#### [Your goal]
Copy every line of the records below that holds the word "baseline".

☆ ☆ ☆ ☆ ☆

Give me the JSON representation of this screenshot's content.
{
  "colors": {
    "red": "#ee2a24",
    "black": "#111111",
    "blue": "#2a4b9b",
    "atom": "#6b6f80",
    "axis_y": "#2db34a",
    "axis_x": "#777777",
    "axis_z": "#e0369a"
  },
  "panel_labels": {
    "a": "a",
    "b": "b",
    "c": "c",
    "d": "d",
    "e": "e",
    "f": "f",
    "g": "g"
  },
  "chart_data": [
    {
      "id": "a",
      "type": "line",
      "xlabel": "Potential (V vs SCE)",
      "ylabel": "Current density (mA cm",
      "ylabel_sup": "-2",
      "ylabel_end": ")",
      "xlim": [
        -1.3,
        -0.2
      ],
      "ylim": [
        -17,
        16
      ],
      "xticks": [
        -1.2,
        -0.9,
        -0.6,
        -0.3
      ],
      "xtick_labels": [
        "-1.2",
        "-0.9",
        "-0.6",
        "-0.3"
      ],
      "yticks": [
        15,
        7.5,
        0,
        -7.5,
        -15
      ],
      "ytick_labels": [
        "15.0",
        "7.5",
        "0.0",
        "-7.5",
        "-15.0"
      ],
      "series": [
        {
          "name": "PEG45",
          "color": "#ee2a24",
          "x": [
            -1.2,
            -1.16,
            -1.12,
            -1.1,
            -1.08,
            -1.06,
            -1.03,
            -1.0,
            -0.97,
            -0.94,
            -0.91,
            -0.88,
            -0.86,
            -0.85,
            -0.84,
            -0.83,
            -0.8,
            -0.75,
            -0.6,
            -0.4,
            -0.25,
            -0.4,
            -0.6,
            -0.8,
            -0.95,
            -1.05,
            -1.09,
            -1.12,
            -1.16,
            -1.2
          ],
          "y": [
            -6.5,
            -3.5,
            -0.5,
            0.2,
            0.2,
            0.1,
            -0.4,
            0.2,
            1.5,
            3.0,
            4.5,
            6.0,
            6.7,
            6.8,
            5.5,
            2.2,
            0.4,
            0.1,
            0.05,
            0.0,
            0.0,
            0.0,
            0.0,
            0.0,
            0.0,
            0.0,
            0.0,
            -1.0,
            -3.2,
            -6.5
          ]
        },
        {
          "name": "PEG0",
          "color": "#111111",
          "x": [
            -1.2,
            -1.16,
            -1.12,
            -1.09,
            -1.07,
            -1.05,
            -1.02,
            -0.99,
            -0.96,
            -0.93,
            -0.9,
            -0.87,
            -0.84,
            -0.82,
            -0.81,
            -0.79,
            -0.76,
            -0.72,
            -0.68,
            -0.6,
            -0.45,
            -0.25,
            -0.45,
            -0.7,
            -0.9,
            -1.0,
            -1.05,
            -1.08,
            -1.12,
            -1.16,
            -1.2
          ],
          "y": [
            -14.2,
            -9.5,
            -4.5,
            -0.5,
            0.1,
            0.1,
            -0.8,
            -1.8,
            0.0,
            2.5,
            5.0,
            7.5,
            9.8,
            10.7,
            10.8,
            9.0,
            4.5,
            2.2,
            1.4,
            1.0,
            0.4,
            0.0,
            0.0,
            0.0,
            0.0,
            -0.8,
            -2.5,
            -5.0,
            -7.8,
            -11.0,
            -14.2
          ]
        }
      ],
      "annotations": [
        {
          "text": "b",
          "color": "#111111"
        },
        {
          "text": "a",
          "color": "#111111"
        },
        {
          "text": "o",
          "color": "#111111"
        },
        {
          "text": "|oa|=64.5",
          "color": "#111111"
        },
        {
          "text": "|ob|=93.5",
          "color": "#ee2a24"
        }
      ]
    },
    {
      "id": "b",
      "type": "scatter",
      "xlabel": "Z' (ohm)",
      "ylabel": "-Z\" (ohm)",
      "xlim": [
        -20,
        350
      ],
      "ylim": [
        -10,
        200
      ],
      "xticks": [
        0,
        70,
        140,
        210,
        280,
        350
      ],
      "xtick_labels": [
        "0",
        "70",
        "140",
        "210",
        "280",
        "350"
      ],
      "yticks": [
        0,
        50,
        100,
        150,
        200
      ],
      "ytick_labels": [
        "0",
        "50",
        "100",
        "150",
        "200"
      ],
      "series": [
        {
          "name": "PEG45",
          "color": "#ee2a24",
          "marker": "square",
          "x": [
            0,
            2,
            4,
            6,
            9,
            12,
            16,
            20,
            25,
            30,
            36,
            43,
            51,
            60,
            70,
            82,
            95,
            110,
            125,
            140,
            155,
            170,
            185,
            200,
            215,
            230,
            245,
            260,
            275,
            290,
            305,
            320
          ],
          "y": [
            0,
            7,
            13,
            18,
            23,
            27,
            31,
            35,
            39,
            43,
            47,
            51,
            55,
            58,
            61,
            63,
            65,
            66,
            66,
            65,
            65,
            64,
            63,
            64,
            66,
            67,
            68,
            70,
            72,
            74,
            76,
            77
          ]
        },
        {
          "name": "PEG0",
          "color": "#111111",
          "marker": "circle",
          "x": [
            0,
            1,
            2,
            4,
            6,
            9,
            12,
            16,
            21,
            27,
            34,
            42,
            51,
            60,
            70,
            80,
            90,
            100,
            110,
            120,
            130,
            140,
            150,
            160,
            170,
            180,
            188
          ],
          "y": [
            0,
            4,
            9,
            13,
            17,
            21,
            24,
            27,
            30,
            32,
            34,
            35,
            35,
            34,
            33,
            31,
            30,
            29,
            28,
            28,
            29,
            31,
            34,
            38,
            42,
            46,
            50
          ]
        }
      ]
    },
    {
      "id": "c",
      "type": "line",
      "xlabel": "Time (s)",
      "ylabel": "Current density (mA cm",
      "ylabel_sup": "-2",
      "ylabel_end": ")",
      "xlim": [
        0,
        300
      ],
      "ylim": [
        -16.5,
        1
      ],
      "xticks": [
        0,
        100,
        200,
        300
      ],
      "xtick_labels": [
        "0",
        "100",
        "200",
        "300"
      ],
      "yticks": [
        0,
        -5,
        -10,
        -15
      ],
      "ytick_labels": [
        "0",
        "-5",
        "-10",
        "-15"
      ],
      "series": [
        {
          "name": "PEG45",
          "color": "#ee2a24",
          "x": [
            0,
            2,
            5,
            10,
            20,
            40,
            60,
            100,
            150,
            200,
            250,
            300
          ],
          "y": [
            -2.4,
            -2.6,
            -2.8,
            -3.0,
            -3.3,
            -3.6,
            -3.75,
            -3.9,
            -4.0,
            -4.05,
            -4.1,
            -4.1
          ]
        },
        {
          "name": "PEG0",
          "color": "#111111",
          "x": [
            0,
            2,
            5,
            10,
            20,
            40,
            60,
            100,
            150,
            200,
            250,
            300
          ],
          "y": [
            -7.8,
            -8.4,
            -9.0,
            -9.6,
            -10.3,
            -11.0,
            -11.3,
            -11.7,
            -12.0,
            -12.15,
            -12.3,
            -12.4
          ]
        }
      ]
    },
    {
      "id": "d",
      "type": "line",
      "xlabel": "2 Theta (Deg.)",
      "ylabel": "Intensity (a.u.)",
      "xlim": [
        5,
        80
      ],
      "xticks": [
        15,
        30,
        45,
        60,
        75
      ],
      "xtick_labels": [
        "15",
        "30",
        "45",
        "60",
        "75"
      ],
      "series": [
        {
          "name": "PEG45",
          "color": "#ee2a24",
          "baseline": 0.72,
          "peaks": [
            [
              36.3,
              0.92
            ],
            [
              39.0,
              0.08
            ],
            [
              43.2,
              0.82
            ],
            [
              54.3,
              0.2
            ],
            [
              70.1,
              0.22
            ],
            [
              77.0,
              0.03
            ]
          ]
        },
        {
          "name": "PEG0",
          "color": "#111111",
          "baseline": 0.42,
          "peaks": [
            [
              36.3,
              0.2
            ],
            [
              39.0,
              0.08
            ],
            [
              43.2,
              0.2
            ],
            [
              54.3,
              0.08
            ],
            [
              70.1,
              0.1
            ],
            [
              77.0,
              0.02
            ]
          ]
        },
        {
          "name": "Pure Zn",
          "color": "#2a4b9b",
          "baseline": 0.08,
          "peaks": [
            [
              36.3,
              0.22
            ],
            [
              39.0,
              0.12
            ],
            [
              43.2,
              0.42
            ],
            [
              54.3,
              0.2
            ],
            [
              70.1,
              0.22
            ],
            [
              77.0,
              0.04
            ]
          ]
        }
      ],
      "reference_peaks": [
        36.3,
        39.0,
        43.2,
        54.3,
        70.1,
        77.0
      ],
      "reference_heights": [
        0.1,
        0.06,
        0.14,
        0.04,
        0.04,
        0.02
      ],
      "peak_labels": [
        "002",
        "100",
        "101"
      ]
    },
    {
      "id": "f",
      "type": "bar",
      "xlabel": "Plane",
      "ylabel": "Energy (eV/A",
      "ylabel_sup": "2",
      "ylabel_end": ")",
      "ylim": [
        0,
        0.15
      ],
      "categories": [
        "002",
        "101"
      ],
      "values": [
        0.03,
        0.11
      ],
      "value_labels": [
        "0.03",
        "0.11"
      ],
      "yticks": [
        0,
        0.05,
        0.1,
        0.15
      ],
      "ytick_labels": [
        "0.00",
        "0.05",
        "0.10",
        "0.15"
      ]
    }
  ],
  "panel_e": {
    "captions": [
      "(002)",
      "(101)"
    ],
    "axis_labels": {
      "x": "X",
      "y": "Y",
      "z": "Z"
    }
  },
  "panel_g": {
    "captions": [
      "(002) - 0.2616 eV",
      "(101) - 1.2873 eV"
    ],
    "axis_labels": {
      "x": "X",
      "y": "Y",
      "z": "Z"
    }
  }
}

☆ ☆ ☆ ☆ ☆

#### [Answer to the problem]
          "baseline": 0.72,
          "baseline": 0.42,
          "baseline": 0.08,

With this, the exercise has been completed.